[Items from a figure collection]
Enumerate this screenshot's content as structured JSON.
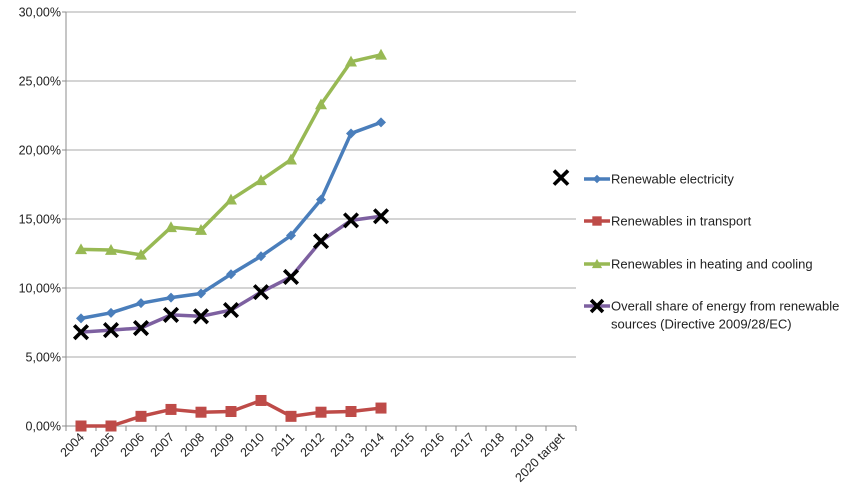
{
  "chart_data": {
    "type": "line",
    "title": "",
    "xlabel": "",
    "ylabel": "",
    "categories": [
      "2004",
      "2005",
      "2006",
      "2007",
      "2008",
      "2009",
      "2010",
      "2011",
      "2012",
      "2013",
      "2014",
      "2015",
      "2016",
      "2017",
      "2018",
      "2019",
      "2020 target"
    ],
    "y_ticks": [
      "0,00%",
      "5,00%",
      "10,00%",
      "15,00%",
      "20,00%",
      "25,00%",
      "30,00%"
    ],
    "ylim": [
      0,
      30
    ],
    "grid": "horizontal",
    "legend_position": "right",
    "series": [
      {
        "name": "Renewable electricity",
        "color": "#4a7ebb",
        "marker": "diamond",
        "values": [
          7.8,
          8.2,
          8.9,
          9.3,
          9.6,
          11.0,
          12.3,
          13.8,
          16.4,
          21.2,
          22.0,
          null,
          null,
          null,
          null,
          null,
          null
        ]
      },
      {
        "name": "Renewables in transport",
        "color": "#be4b48",
        "marker": "square",
        "values": [
          0.0,
          0.0,
          0.7,
          1.2,
          1.0,
          1.05,
          1.85,
          0.7,
          1.0,
          1.05,
          1.3,
          null,
          null,
          null,
          null,
          null,
          null
        ]
      },
      {
        "name": "Renewables in heating and cooling",
        "color": "#98b954",
        "marker": "triangle",
        "values": [
          12.8,
          12.75,
          12.4,
          14.4,
          14.2,
          16.4,
          17.8,
          19.3,
          23.3,
          26.4,
          26.9,
          null,
          null,
          null,
          null,
          null,
          null
        ]
      },
      {
        "name": "Overall share of energy from renewable sources (Directive 2009/28/EC)",
        "name_lines": [
          "Overall share of energy from renewable",
          "sources (Directive 2009/28/EC)"
        ],
        "color": "#7d60a0",
        "marker": "x",
        "marker_color": "#000000",
        "values": [
          6.8,
          6.95,
          7.1,
          8.05,
          7.95,
          8.4,
          9.7,
          10.8,
          13.4,
          14.9,
          15.2,
          null,
          null,
          null,
          null,
          null,
          null
        ]
      }
    ],
    "extra_points": [
      {
        "category": "2020 target",
        "value": 18.0,
        "marker": "x",
        "color": "#000000"
      }
    ]
  }
}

_What you need to do_. Return the material exactly as given, apart from the pictures.

_Answer to this problem_.
Enumerate this screenshot's content as structured JSON.
{
  "chart_data": {
    "type": "line",
    "title": "",
    "xlabel": "",
    "ylabel": "",
    "categories": [
      "2004",
      "2005",
      "2006",
      "2007",
      "2008",
      "2009",
      "2010",
      "2011",
      "2012",
      "2013",
      "2014",
      "2015",
      "2016",
      "2017",
      "2018",
      "2019",
      "2020 target"
    ],
    "y_ticks": [
      "0,00%",
      "5,00%",
      "10,00%",
      "15,00%",
      "20,00%",
      "25,00%",
      "30,00%"
    ],
    "ylim": [
      0,
      30
    ],
    "grid": "horizontal",
    "legend_position": "right",
    "series": [
      {
        "name": "Renewable electricity",
        "color": "#4a7ebb",
        "marker": "diamond",
        "values": [
          7.8,
          8.2,
          8.9,
          9.3,
          9.6,
          11.0,
          12.3,
          13.8,
          16.4,
          21.2,
          22.0,
          null,
          null,
          null,
          null,
          null,
          null
        ]
      },
      {
        "name": "Renewables in transport",
        "color": "#be4b48",
        "marker": "square",
        "values": [
          0.0,
          0.0,
          0.7,
          1.2,
          1.0,
          1.05,
          1.85,
          0.7,
          1.0,
          1.05,
          1.3,
          null,
          null,
          null,
          null,
          null,
          null
        ]
      },
      {
        "name": "Renewables in heating and cooling",
        "color": "#98b954",
        "marker": "triangle",
        "values": [
          12.8,
          12.75,
          12.4,
          14.4,
          14.2,
          16.4,
          17.8,
          19.3,
          23.3,
          26.4,
          26.9,
          null,
          null,
          null,
          null,
          null,
          null
        ]
      },
      {
        "name": "Overall share of energy from renewable sources (Directive 2009/28/EC)",
        "name_lines": [
          "Overall share of energy from renewable",
          "sources (Directive 2009/28/EC)"
        ],
        "color": "#7d60a0",
        "marker": "x",
        "marker_color": "#000000",
        "values": [
          6.8,
          6.95,
          7.1,
          8.05,
          7.95,
          8.4,
          9.7,
          10.8,
          13.4,
          14.9,
          15.2,
          null,
          null,
          null,
          null,
          null,
          null
        ]
      }
    ],
    "extra_points": [
      {
        "category": "2020 target",
        "value": 18.0,
        "marker": "x",
        "color": "#000000"
      }
    ]
  }
}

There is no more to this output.